Information supplied –

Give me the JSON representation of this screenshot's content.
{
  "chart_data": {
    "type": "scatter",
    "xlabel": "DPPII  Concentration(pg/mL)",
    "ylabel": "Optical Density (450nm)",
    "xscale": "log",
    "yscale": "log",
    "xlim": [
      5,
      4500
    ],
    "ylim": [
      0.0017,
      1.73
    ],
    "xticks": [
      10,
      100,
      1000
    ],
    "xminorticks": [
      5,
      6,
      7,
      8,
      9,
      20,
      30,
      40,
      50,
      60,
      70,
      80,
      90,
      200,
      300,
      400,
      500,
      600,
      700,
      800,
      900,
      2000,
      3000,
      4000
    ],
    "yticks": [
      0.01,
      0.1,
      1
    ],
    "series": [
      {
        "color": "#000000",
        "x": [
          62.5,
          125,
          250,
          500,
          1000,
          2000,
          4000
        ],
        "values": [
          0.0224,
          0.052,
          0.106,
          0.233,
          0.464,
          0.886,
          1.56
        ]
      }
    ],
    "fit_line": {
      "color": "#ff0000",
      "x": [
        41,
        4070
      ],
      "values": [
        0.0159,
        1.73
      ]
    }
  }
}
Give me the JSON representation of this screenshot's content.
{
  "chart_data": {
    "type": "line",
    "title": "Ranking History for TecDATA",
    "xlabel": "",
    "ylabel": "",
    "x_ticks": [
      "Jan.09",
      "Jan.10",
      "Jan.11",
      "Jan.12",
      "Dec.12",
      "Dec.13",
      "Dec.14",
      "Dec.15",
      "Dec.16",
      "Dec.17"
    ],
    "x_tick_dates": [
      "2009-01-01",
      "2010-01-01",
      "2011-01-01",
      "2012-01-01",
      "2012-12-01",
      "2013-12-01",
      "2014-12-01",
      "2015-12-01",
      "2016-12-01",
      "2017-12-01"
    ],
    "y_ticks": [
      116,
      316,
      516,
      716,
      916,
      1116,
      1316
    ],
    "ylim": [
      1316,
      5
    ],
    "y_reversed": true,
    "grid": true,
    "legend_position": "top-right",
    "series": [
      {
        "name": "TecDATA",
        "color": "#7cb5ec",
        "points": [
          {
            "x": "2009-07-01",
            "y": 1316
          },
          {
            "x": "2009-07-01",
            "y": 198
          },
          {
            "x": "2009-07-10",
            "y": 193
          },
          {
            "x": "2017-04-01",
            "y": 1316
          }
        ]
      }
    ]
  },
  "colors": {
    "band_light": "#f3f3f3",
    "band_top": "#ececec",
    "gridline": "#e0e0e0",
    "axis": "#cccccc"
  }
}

Written request –
Only lines that contain the word "xlabel" are wanted; copy each of them.

Problem solution –
    "xlabel": "DPPII  Concentration(pg/mL)",
    "xlabel": "",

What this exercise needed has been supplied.